### Work instructions
Search the material for the string "this", then return every line where it is found.

### Records shown
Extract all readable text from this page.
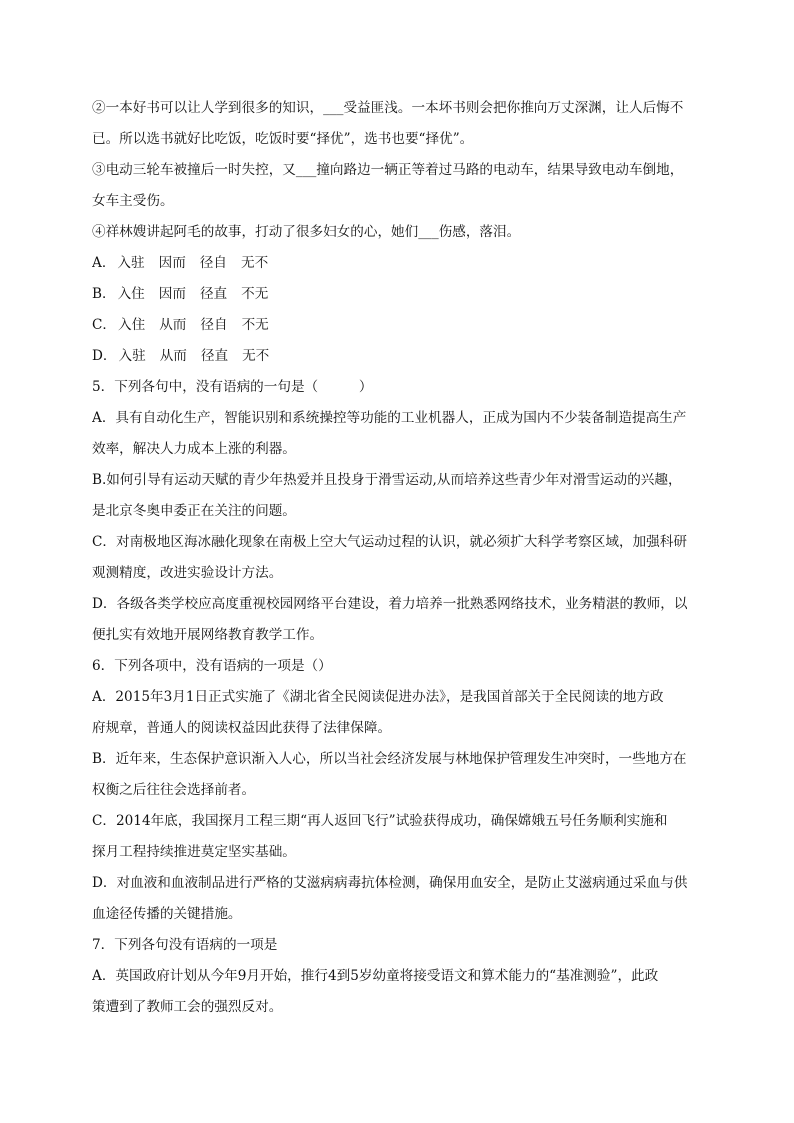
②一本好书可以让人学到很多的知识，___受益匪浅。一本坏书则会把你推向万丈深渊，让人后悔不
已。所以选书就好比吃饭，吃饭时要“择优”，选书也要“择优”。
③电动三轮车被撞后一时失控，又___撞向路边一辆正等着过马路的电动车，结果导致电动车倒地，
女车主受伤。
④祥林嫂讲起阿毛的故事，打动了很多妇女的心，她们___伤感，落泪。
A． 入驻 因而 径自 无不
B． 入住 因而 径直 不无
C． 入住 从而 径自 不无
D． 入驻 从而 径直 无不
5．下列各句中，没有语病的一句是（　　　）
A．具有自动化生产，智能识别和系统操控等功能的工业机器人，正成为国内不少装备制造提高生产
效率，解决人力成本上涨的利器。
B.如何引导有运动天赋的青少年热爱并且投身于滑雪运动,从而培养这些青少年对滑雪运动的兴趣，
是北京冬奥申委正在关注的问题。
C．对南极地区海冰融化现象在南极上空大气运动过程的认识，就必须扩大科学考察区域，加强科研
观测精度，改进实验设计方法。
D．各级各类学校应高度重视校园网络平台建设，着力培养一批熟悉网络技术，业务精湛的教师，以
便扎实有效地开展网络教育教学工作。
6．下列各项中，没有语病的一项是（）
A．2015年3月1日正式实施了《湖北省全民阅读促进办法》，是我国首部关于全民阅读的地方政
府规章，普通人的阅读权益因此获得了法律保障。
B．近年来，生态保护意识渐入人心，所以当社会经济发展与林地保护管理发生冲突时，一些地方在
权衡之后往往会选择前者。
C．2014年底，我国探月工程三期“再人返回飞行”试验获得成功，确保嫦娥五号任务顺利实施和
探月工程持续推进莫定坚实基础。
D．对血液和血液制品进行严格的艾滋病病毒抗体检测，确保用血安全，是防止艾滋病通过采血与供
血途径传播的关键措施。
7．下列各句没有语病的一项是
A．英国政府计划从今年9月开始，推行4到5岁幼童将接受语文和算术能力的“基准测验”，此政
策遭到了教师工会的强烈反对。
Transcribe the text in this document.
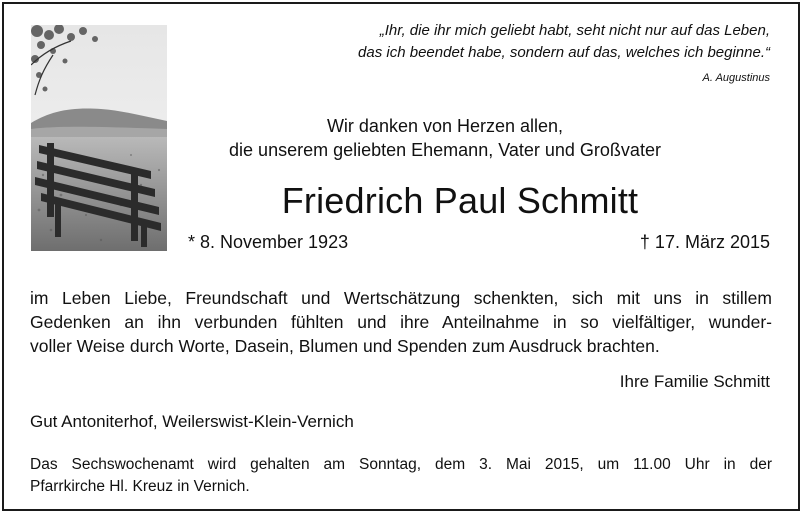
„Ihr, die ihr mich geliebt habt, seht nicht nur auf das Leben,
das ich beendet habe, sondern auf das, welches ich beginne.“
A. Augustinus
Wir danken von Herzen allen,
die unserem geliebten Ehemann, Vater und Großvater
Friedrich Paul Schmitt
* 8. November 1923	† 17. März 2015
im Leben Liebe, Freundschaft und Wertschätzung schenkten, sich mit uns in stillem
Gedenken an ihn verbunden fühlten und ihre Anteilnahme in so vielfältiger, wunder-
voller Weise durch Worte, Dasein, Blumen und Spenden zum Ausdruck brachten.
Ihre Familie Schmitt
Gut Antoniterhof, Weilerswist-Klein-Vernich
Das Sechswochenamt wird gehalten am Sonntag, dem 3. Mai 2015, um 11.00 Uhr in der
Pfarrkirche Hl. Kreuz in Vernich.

### Task result
Extract all readable text from this page.
Transcribe the text in this document.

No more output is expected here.